**Record list:**
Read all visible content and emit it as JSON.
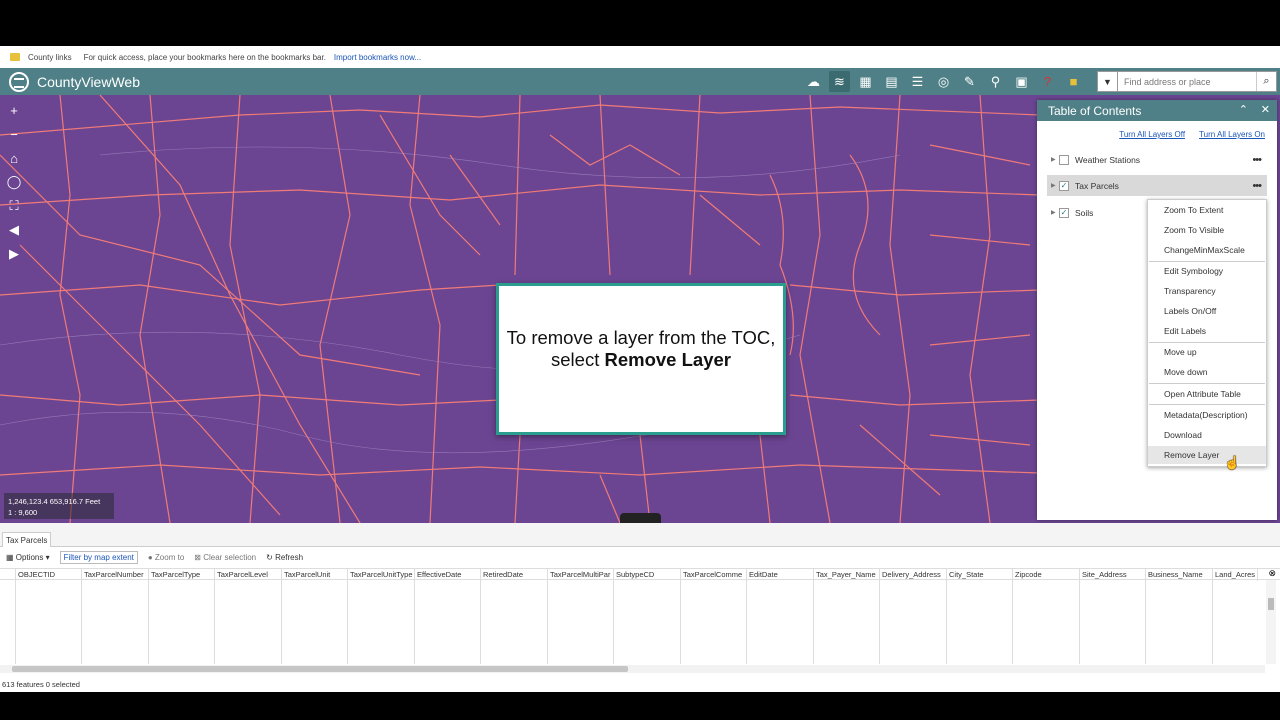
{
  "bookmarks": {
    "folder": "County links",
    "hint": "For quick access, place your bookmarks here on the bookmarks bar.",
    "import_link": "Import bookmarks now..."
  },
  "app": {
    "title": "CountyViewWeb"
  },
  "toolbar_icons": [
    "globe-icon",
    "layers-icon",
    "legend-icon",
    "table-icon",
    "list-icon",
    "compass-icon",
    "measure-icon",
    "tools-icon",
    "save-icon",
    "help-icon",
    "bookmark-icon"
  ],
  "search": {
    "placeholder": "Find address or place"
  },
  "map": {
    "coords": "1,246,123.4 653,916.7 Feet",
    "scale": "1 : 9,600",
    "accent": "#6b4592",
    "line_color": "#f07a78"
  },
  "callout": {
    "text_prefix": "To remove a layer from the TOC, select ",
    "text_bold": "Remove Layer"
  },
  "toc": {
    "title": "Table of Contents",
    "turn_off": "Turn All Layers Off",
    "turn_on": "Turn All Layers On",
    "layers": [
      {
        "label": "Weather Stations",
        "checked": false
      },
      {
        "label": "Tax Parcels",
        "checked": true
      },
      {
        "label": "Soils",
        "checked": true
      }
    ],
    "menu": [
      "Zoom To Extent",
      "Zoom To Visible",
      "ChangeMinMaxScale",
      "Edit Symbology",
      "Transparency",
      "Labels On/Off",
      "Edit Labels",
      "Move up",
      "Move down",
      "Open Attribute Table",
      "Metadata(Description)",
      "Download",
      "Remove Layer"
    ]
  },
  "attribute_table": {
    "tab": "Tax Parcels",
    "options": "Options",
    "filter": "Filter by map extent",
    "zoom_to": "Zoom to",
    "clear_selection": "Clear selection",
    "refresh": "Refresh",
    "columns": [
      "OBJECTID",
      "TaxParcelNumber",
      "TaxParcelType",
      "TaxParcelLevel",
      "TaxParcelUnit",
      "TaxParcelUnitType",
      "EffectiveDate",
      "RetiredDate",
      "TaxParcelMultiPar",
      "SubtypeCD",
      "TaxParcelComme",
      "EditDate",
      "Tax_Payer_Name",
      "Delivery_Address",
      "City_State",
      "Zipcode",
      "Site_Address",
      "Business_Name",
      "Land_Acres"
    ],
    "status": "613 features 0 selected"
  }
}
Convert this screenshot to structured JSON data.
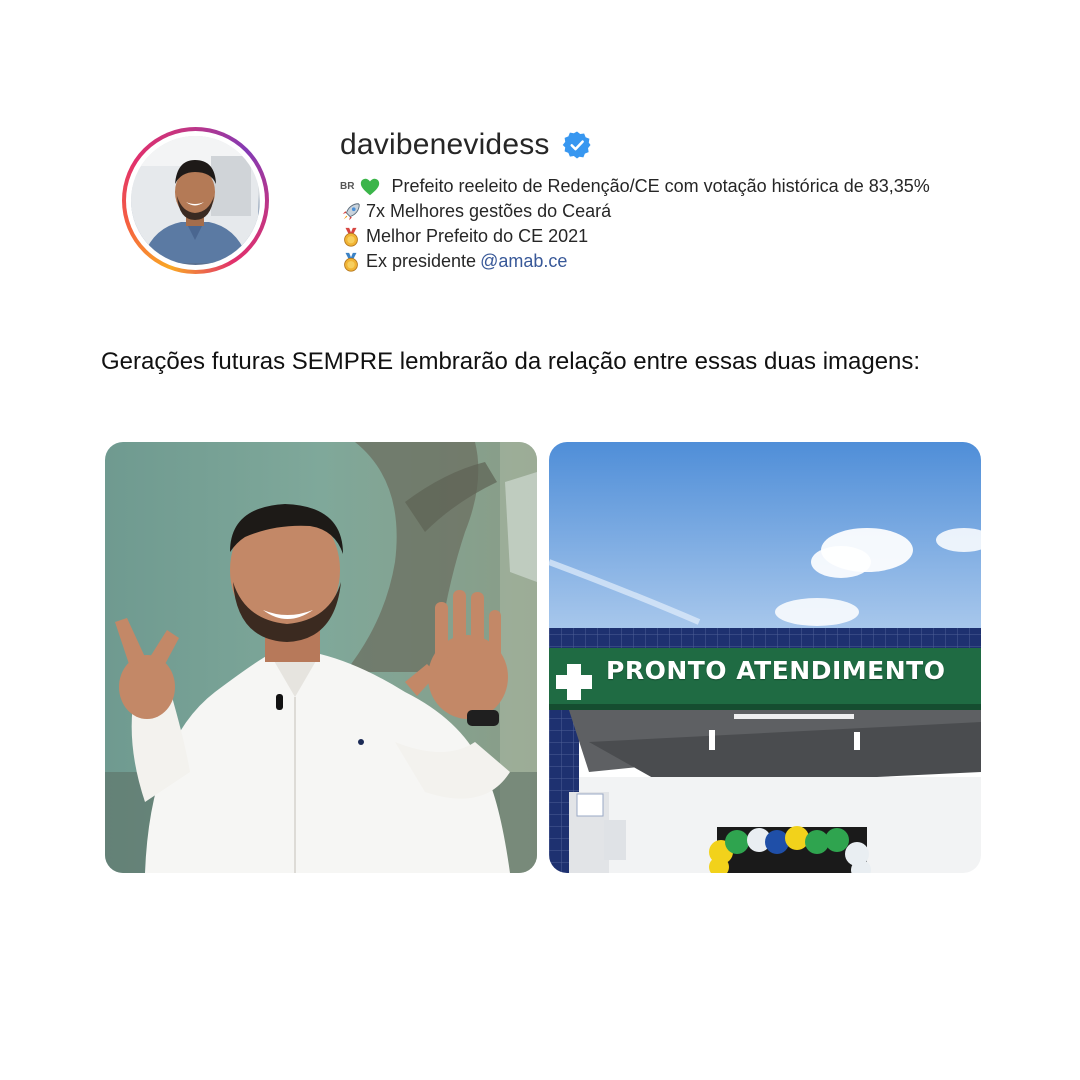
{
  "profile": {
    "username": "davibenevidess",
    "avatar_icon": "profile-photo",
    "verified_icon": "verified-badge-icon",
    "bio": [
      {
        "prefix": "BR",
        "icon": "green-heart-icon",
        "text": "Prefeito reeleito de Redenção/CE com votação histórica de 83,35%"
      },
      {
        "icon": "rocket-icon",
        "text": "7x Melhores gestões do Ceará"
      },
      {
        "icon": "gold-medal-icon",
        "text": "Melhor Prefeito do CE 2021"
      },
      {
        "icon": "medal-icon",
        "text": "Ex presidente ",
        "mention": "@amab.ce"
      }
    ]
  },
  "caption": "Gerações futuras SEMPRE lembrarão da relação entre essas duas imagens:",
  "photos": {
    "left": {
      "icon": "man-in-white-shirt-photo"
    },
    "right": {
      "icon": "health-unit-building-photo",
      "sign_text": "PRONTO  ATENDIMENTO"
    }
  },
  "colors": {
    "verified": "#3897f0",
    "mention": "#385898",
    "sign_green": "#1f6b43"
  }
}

**Problem details:**
Reproduce all of the entries word for word, skipping any pictures they hold.

**Result of the task:**
Read all visible content and emit it as JSON.
{
  "bookmarks": {
    "folder": "County links",
    "hint": "For quick access, place your bookmarks here on the bookmarks bar.",
    "import_link": "Import bookmarks now..."
  },
  "app": {
    "title": "CountyViewWeb"
  },
  "toolbar_icons": [
    "globe-icon",
    "layers-icon",
    "legend-icon",
    "table-icon",
    "list-icon",
    "compass-icon",
    "measure-icon",
    "tools-icon",
    "save-icon",
    "help-icon",
    "bookmark-icon"
  ],
  "search": {
    "placeholder": "Find address or place"
  },
  "map": {
    "coords": "1,246,123.4 653,916.7 Feet",
    "scale": "1 : 9,600",
    "accent": "#6b4592",
    "line_color": "#f07a78"
  },
  "callout": {
    "text_prefix": "To remove a layer from the TOC, select ",
    "text_bold": "Remove Layer"
  },
  "toc": {
    "title": "Table of Contents",
    "turn_off": "Turn All Layers Off",
    "turn_on": "Turn All Layers On",
    "layers": [
      {
        "label": "Weather Stations",
        "checked": false
      },
      {
        "label": "Tax Parcels",
        "checked": true
      },
      {
        "label": "Soils",
        "checked": true
      }
    ],
    "menu": [
      "Zoom To Extent",
      "Zoom To Visible",
      "ChangeMinMaxScale",
      "Edit Symbology",
      "Transparency",
      "Labels On/Off",
      "Edit Labels",
      "Move up",
      "Move down",
      "Open Attribute Table",
      "Metadata(Description)",
      "Download",
      "Remove Layer"
    ]
  },
  "attribute_table": {
    "tab": "Tax Parcels",
    "options": "Options",
    "filter": "Filter by map extent",
    "zoom_to": "Zoom to",
    "clear_selection": "Clear selection",
    "refresh": "Refresh",
    "columns": [
      "OBJECTID",
      "TaxParcelNumber",
      "TaxParcelType",
      "TaxParcelLevel",
      "TaxParcelUnit",
      "TaxParcelUnitType",
      "EffectiveDate",
      "RetiredDate",
      "TaxParcelMultiPar",
      "SubtypeCD",
      "TaxParcelComme",
      "EditDate",
      "Tax_Payer_Name",
      "Delivery_Address",
      "City_State",
      "Zipcode",
      "Site_Address",
      "Business_Name",
      "Land_Acres"
    ],
    "status": "613 features 0 selected"
  }
}
Convert this screenshot to structured JSON data.
{
  "profile": {
    "username": "davibenevidess",
    "avatar_icon": "profile-photo",
    "verified_icon": "verified-badge-icon",
    "bio": [
      {
        "prefix": "BR",
        "icon": "green-heart-icon",
        "text": "Prefeito reeleito de Redenção/CE com votação histórica de 83,35%"
      },
      {
        "icon": "rocket-icon",
        "text": "7x Melhores gestões do Ceará"
      },
      {
        "icon": "gold-medal-icon",
        "text": "Melhor Prefeito do CE 2021"
      },
      {
        "icon": "medal-icon",
        "text": "Ex presidente ",
        "mention": "@amab.ce"
      }
    ]
  },
  "caption": "Gerações futuras SEMPRE lembrarão da relação entre essas duas imagens:",
  "photos": {
    "left": {
      "icon": "man-in-white-shirt-photo"
    },
    "right": {
      "icon": "health-unit-building-photo",
      "sign_text": "PRONTO  ATENDIMENTO"
    }
  },
  "colors": {
    "verified": "#3897f0",
    "mention": "#385898",
    "sign_green": "#1f6b43"
  }
}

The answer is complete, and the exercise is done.